§ **INSTRUCTION**:
Write out the whole of the material exactly.

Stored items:
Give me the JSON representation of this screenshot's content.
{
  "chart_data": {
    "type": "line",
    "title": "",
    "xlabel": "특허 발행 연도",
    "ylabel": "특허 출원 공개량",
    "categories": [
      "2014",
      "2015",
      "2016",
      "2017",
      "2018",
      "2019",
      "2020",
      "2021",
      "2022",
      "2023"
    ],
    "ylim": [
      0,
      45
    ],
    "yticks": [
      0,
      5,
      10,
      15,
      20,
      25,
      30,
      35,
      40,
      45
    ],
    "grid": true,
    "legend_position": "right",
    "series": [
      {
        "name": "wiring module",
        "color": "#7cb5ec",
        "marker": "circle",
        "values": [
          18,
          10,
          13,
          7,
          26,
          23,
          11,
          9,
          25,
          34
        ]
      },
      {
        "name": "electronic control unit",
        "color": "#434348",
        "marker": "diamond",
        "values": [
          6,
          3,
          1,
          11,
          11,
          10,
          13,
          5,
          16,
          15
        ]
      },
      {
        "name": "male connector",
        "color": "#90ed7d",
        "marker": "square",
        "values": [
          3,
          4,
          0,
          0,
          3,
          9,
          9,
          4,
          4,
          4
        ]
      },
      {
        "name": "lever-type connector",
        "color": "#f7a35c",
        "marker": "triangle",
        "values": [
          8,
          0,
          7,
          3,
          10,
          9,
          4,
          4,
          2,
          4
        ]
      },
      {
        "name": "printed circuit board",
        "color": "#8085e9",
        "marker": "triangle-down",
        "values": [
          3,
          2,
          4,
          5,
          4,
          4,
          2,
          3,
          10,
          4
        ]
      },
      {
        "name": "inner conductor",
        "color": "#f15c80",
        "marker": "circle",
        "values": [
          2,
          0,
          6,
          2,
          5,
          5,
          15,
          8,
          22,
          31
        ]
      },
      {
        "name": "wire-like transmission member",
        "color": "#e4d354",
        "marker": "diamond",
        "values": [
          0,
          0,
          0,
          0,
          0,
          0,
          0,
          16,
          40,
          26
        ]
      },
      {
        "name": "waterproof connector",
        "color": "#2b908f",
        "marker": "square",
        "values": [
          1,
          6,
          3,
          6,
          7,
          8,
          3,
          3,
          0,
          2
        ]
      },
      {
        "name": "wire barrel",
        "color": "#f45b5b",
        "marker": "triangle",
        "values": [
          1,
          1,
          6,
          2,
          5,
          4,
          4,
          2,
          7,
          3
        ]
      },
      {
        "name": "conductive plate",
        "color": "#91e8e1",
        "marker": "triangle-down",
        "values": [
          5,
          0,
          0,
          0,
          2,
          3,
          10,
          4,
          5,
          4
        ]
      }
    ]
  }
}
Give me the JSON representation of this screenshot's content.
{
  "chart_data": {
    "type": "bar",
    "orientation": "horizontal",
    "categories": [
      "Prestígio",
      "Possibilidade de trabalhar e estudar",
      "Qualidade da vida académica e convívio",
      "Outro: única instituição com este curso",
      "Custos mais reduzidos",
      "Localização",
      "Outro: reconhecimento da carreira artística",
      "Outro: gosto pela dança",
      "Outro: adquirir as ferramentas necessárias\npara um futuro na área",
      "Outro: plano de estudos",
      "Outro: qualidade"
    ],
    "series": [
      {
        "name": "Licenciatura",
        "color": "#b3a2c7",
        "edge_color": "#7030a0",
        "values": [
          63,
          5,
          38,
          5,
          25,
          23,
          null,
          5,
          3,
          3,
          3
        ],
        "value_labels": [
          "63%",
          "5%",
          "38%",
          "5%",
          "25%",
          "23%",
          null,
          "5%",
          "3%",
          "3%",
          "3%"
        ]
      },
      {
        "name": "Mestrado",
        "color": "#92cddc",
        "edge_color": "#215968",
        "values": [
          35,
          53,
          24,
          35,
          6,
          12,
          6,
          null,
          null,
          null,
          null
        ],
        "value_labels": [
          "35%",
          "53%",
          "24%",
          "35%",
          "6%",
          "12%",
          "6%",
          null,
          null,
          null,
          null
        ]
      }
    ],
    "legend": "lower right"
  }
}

§ **ANSWER IN FULL**:
Give me the JSON representation of this screenshot's content.
{
  "chart_data": {
    "type": "line",
    "title": "",
    "xlabel": "특허 발행 연도",
    "ylabel": "특허 출원 공개량",
    "categories": [
      "2014",
      "2015",
      "2016",
      "2017",
      "2018",
      "2019",
      "2020",
      "2021",
      "2022",
      "2023"
    ],
    "ylim": [
      0,
      45
    ],
    "yticks": [
      0,
      5,
      10,
      15,
      20,
      25,
      30,
      35,
      40,
      45
    ],
    "grid": true,
    "legend_position": "right",
    "series": [
      {
        "name": "wiring module",
        "color": "#7cb5ec",
        "marker": "circle",
        "values": [
          18,
          10,
          13,
          7,
          26,
          23,
          11,
          9,
          25,
          34
        ]
      },
      {
        "name": "electronic control unit",
        "color": "#434348",
        "marker": "diamond",
        "values": [
          6,
          3,
          1,
          11,
          11,
          10,
          13,
          5,
          16,
          15
        ]
      },
      {
        "name": "male connector",
        "color": "#90ed7d",
        "marker": "square",
        "values": [
          3,
          4,
          0,
          0,
          3,
          9,
          9,
          4,
          4,
          4
        ]
      },
      {
        "name": "lever-type connector",
        "color": "#f7a35c",
        "marker": "triangle",
        "values": [
          8,
          0,
          7,
          3,
          10,
          9,
          4,
          4,
          2,
          4
        ]
      },
      {
        "name": "printed circuit board",
        "color": "#8085e9",
        "marker": "triangle-down",
        "values": [
          3,
          2,
          4,
          5,
          4,
          4,
          2,
          3,
          10,
          4
        ]
      },
      {
        "name": "inner conductor",
        "color": "#f15c80",
        "marker": "circle",
        "values": [
          2,
          0,
          6,
          2,
          5,
          5,
          15,
          8,
          22,
          31
        ]
      },
      {
        "name": "wire-like transmission member",
        "color": "#e4d354",
        "marker": "diamond",
        "values": [
          0,
          0,
          0,
          0,
          0,
          0,
          0,
          16,
          40,
          26
        ]
      },
      {
        "name": "waterproof connector",
        "color": "#2b908f",
        "marker": "square",
        "values": [
          1,
          6,
          3,
          6,
          7,
          8,
          3,
          3,
          0,
          2
        ]
      },
      {
        "name": "wire barrel",
        "color": "#f45b5b",
        "marker": "triangle",
        "values": [
          1,
          1,
          6,
          2,
          5,
          4,
          4,
          2,
          7,
          3
        ]
      },
      {
        "name": "conductive plate",
        "color": "#91e8e1",
        "marker": "triangle-down",
        "values": [
          5,
          0,
          0,
          0,
          2,
          3,
          10,
          4,
          5,
          4
        ]
      }
    ]
  }
}
Give me the JSON representation of this screenshot's content.
{
  "chart_data": {
    "type": "bar",
    "orientation": "horizontal",
    "categories": [
      "Prestígio",
      "Possibilidade de trabalhar e estudar",
      "Qualidade da vida académica e convívio",
      "Outro: única instituição com este curso",
      "Custos mais reduzidos",
      "Localização",
      "Outro: reconhecimento da carreira artística",
      "Outro: gosto pela dança",
      "Outro: adquirir as ferramentas necessárias\npara um futuro na área",
      "Outro: plano de estudos",
      "Outro: qualidade"
    ],
    "series": [
      {
        "name": "Licenciatura",
        "color": "#b3a2c7",
        "edge_color": "#7030a0",
        "values": [
          63,
          5,
          38,
          5,
          25,
          23,
          null,
          5,
          3,
          3,
          3
        ],
        "value_labels": [
          "63%",
          "5%",
          "38%",
          "5%",
          "25%",
          "23%",
          null,
          "5%",
          "3%",
          "3%",
          "3%"
        ]
      },
      {
        "name": "Mestrado",
        "color": "#92cddc",
        "edge_color": "#215968",
        "values": [
          35,
          53,
          24,
          35,
          6,
          12,
          6,
          null,
          null,
          null,
          null
        ],
        "value_labels": [
          "35%",
          "53%",
          "24%",
          "35%",
          "6%",
          "12%",
          "6%",
          null,
          null,
          null,
          null
        ]
      }
    ],
    "legend": "lower right"
  }
}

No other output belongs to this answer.